> EXERCISE DIRECTIONS
Copy out the data below as written; omit any images.

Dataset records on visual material

-- -- --

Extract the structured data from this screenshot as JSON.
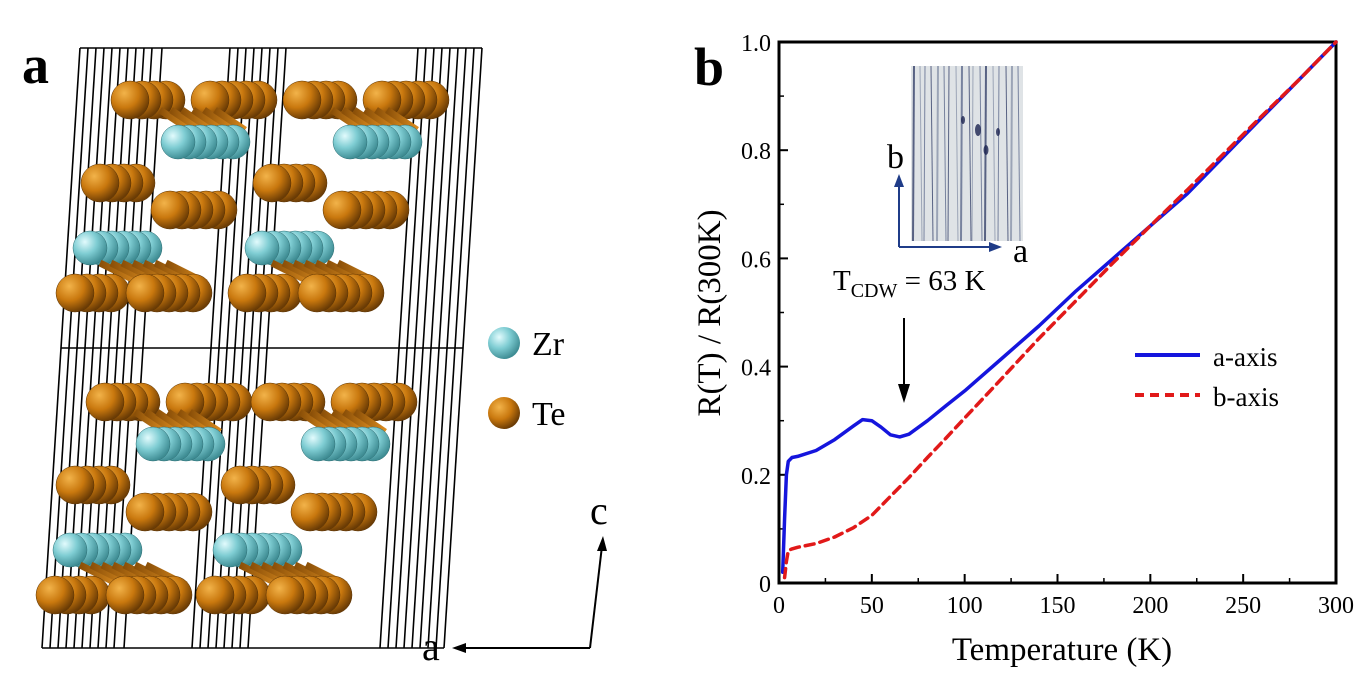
{
  "panel_a": {
    "label": "a",
    "legend": [
      {
        "element": "Zr",
        "color": "#6ec5cc"
      },
      {
        "element": "Te",
        "color": "#c9780e"
      }
    ],
    "axes": {
      "horizontal": "a",
      "vertical": "c"
    }
  },
  "panel_b": {
    "label": "b",
    "annotation": {
      "prefix": "T",
      "subscript": "CDW",
      "suffix": " = 63 K"
    },
    "inset_axes": {
      "horizontal": "a",
      "vertical": "b"
    }
  },
  "chart_data": {
    "type": "line",
    "title": "",
    "xlabel": "Temperature (K)",
    "ylabel": "R(T) / R(300K)",
    "xlim": [
      0,
      300
    ],
    "ylim": [
      0,
      1.0
    ],
    "xticks": [
      "0",
      "50",
      "100",
      "150",
      "200",
      "250",
      "300"
    ],
    "yticks": [
      "0",
      "0.2",
      "0.4",
      "0.6",
      "0.8",
      "1.0"
    ],
    "legend_position": "right",
    "series": [
      {
        "name": "a-axis",
        "color": "#1515dd",
        "dash": "solid",
        "x": [
          2,
          3,
          4,
          5,
          7,
          10,
          20,
          30,
          40,
          45,
          50,
          55,
          60,
          65,
          70,
          80,
          90,
          100,
          120,
          140,
          160,
          180,
          200,
          220,
          240,
          260,
          280,
          300
        ],
        "y": [
          0.02,
          0.12,
          0.2,
          0.225,
          0.232,
          0.234,
          0.245,
          0.265,
          0.29,
          0.302,
          0.3,
          0.288,
          0.274,
          0.27,
          0.275,
          0.3,
          0.328,
          0.355,
          0.415,
          0.475,
          0.54,
          0.6,
          0.66,
          0.72,
          0.79,
          0.86,
          0.93,
          1.0
        ]
      },
      {
        "name": "b-axis",
        "color": "#e11919",
        "dash": "dashed",
        "x": [
          3,
          4,
          5,
          7,
          10,
          20,
          30,
          40,
          50,
          60,
          70,
          80,
          90,
          100,
          120,
          140,
          160,
          180,
          200,
          220,
          240,
          260,
          280,
          300
        ],
        "y": [
          0.01,
          0.04,
          0.06,
          0.063,
          0.066,
          0.073,
          0.085,
          0.102,
          0.125,
          0.16,
          0.195,
          0.232,
          0.268,
          0.305,
          0.378,
          0.452,
          0.522,
          0.592,
          0.66,
          0.727,
          0.795,
          0.863,
          0.93,
          1.0
        ]
      }
    ]
  }
}
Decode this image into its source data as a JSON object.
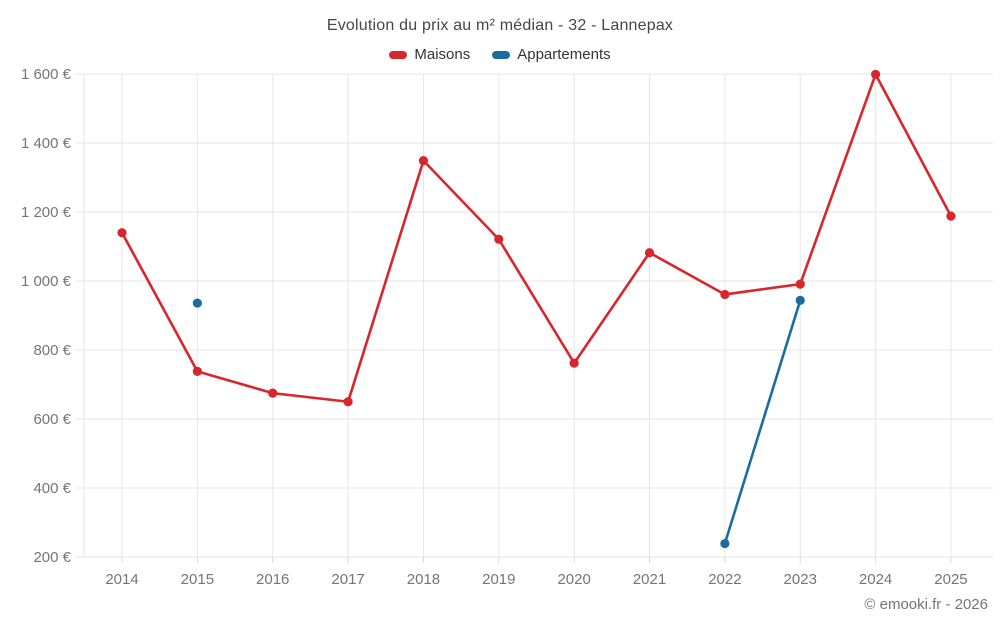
{
  "header": {
    "title": "Evolution du prix au m² médian - 32 - Lannepax"
  },
  "legend": {
    "items": [
      {
        "label": "Maisons",
        "color": "#d8262d"
      },
      {
        "label": "Appartements",
        "color": "#1a6da1"
      }
    ]
  },
  "footer": {
    "credit": "© emooki.fr - 2026"
  },
  "colors": {
    "gridline": "#e6e6e6",
    "tick": "#d8d8d8",
    "axis_label": "#757575",
    "title_text": "#464646",
    "maisons": "#d8262d",
    "appartements": "#1a6da1"
  },
  "chart_data": {
    "type": "line",
    "title": "Evolution du prix au m² médian - 32 - Lannepax",
    "xlabel": "",
    "ylabel": "",
    "categories": [
      "2014",
      "2015",
      "2016",
      "2017",
      "2018",
      "2019",
      "2020",
      "2021",
      "2022",
      "2023",
      "2024",
      "2025"
    ],
    "series": [
      {
        "name": "Maisons",
        "color": "#d8262d",
        "values": [
          1140,
          738,
          675,
          650,
          1349,
          1121,
          762,
          1082,
          961,
          991,
          1599,
          1188
        ]
      },
      {
        "name": "Appartements",
        "color": "#1a6da1",
        "values": [
          null,
          936,
          null,
          null,
          null,
          null,
          null,
          null,
          239,
          944,
          null,
          null
        ]
      }
    ],
    "ylim": [
      200,
      1600
    ],
    "y_ticks": [
      200,
      400,
      600,
      800,
      1000,
      1200,
      1400,
      1600
    ],
    "y_tick_labels": [
      "200 €",
      "400 €",
      "600 €",
      "800 €",
      "1 000 €",
      "1 200 €",
      "1 400 €",
      "1 600 €"
    ],
    "grid": true,
    "legend_position": "top"
  }
}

-- -- --

> REPLY TO THE TASK
Extract the structured data from this screenshot as JSON.
{
  "panel_a": {
    "label": "a",
    "legend": [
      {
        "element": "Zr",
        "color": "#6ec5cc"
      },
      {
        "element": "Te",
        "color": "#c9780e"
      }
    ],
    "axes": {
      "horizontal": "a",
      "vertical": "c"
    }
  },
  "panel_b": {
    "label": "b",
    "annotation": {
      "prefix": "T",
      "subscript": "CDW",
      "suffix": " = 63 K"
    },
    "inset_axes": {
      "horizontal": "a",
      "vertical": "b"
    }
  },
  "chart_data": {
    "type": "line",
    "title": "",
    "xlabel": "Temperature (K)",
    "ylabel": "R(T) / R(300K)",
    "xlim": [
      0,
      300
    ],
    "ylim": [
      0,
      1.0
    ],
    "xticks": [
      "0",
      "50",
      "100",
      "150",
      "200",
      "250",
      "300"
    ],
    "yticks": [
      "0",
      "0.2",
      "0.4",
      "0.6",
      "0.8",
      "1.0"
    ],
    "legend_position": "right",
    "series": [
      {
        "name": "a-axis",
        "color": "#1515dd",
        "dash": "solid",
        "x": [
          2,
          3,
          4,
          5,
          7,
          10,
          20,
          30,
          40,
          45,
          50,
          55,
          60,
          65,
          70,
          80,
          90,
          100,
          120,
          140,
          160,
          180,
          200,
          220,
          240,
          260,
          280,
          300
        ],
        "y": [
          0.02,
          0.12,
          0.2,
          0.225,
          0.232,
          0.234,
          0.245,
          0.265,
          0.29,
          0.302,
          0.3,
          0.288,
          0.274,
          0.27,
          0.275,
          0.3,
          0.328,
          0.355,
          0.415,
          0.475,
          0.54,
          0.6,
          0.66,
          0.72,
          0.79,
          0.86,
          0.93,
          1.0
        ]
      },
      {
        "name": "b-axis",
        "color": "#e11919",
        "dash": "dashed",
        "x": [
          3,
          4,
          5,
          7,
          10,
          20,
          30,
          40,
          50,
          60,
          70,
          80,
          90,
          100,
          120,
          140,
          160,
          180,
          200,
          220,
          240,
          260,
          280,
          300
        ],
        "y": [
          0.01,
          0.04,
          0.06,
          0.063,
          0.066,
          0.073,
          0.085,
          0.102,
          0.125,
          0.16,
          0.195,
          0.232,
          0.268,
          0.305,
          0.378,
          0.452,
          0.522,
          0.592,
          0.66,
          0.727,
          0.795,
          0.863,
          0.93,
          1.0
        ]
      }
    ]
  }
}
Decode this image into its source data as a JSON object.
{
  "header": {
    "title": "Evolution du prix au m² médian - 32 - Lannepax"
  },
  "legend": {
    "items": [
      {
        "label": "Maisons",
        "color": "#d8262d"
      },
      {
        "label": "Appartements",
        "color": "#1a6da1"
      }
    ]
  },
  "footer": {
    "credit": "© emooki.fr - 2026"
  },
  "colors": {
    "gridline": "#e6e6e6",
    "tick": "#d8d8d8",
    "axis_label": "#757575",
    "title_text": "#464646",
    "maisons": "#d8262d",
    "appartements": "#1a6da1"
  },
  "chart_data": {
    "type": "line",
    "title": "Evolution du prix au m² médian - 32 - Lannepax",
    "xlabel": "",
    "ylabel": "",
    "categories": [
      "2014",
      "2015",
      "2016",
      "2017",
      "2018",
      "2019",
      "2020",
      "2021",
      "2022",
      "2023",
      "2024",
      "2025"
    ],
    "series": [
      {
        "name": "Maisons",
        "color": "#d8262d",
        "values": [
          1140,
          738,
          675,
          650,
          1349,
          1121,
          762,
          1082,
          961,
          991,
          1599,
          1188
        ]
      },
      {
        "name": "Appartements",
        "color": "#1a6da1",
        "values": [
          null,
          936,
          null,
          null,
          null,
          null,
          null,
          null,
          239,
          944,
          null,
          null
        ]
      }
    ],
    "ylim": [
      200,
      1600
    ],
    "y_ticks": [
      200,
      400,
      600,
      800,
      1000,
      1200,
      1400,
      1600
    ],
    "y_tick_labels": [
      "200 €",
      "400 €",
      "600 €",
      "800 €",
      "1 000 €",
      "1 200 €",
      "1 400 €",
      "1 600 €"
    ],
    "grid": true,
    "legend_position": "top"
  }
}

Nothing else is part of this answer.